* Exercise requirements *
Restate the full set of records exactly, without adding or dropping a word.

* Records for processing *
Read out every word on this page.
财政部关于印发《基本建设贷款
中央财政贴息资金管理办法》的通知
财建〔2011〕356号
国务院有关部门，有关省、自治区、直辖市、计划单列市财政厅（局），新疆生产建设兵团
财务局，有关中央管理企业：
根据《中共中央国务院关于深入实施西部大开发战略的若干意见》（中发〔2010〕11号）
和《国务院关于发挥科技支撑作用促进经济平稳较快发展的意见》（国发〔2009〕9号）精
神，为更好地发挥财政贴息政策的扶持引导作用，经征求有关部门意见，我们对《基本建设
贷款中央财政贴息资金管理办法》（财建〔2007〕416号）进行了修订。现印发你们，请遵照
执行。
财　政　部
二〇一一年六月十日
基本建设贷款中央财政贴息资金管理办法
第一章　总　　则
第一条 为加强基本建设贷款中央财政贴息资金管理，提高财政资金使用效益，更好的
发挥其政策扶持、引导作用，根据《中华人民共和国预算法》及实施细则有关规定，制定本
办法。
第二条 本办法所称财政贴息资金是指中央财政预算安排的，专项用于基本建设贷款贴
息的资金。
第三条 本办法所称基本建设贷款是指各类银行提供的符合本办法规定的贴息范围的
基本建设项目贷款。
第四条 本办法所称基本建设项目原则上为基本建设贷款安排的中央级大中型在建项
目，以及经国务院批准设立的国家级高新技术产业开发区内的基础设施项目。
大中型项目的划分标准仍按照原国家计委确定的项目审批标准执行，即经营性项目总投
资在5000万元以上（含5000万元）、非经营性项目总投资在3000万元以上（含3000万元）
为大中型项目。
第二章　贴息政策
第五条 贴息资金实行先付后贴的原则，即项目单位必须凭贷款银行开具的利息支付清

* The output *
Read out every word on this page.
财政部关于印发《基本建设贷款
中央财政贴息资金管理办法》的通知
财建〔2011〕356号
国务院有关部门，有关省、自治区、直辖市、计划单列市财政厅（局），新疆生产建设兵团
财务局，有关中央管理企业：
根据《中共中央国务院关于深入实施西部大开发战略的若干意见》（中发〔2010〕11号）
和《国务院关于发挥科技支撑作用促进经济平稳较快发展的意见》（国发〔2009〕9号）精
神，为更好地发挥财政贴息政策的扶持引导作用，经征求有关部门意见，我们对《基本建设
贷款中央财政贴息资金管理办法》（财建〔2007〕416号）进行了修订。现印发你们，请遵照
执行。
财　政　部
二〇一一年六月十日
基本建设贷款中央财政贴息资金管理办法
第一章　总　　则
第一条 为加强基本建设贷款中央财政贴息资金管理，提高财政资金使用效益，更好的
发挥其政策扶持、引导作用，根据《中华人民共和国预算法》及实施细则有关规定，制定本
办法。
第二条 本办法所称财政贴息资金是指中央财政预算安排的，专项用于基本建设贷款贴
息的资金。
第三条 本办法所称基本建设贷款是指各类银行提供的符合本办法规定的贴息范围的
基本建设项目贷款。
第四条 本办法所称基本建设项目原则上为基本建设贷款安排的中央级大中型在建项
目，以及经国务院批准设立的国家级高新技术产业开发区内的基础设施项目。
大中型项目的划分标准仍按照原国家计委确定的项目审批标准执行，即经营性项目总投
资在5000万元以上（含5000万元）、非经营性项目总投资在3000万元以上（含3000万元）
为大中型项目。
第二章　贴息政策
第五条 贴息资金实行先付后贴的原则，即项目单位必须凭贷款银行开具的利息支付清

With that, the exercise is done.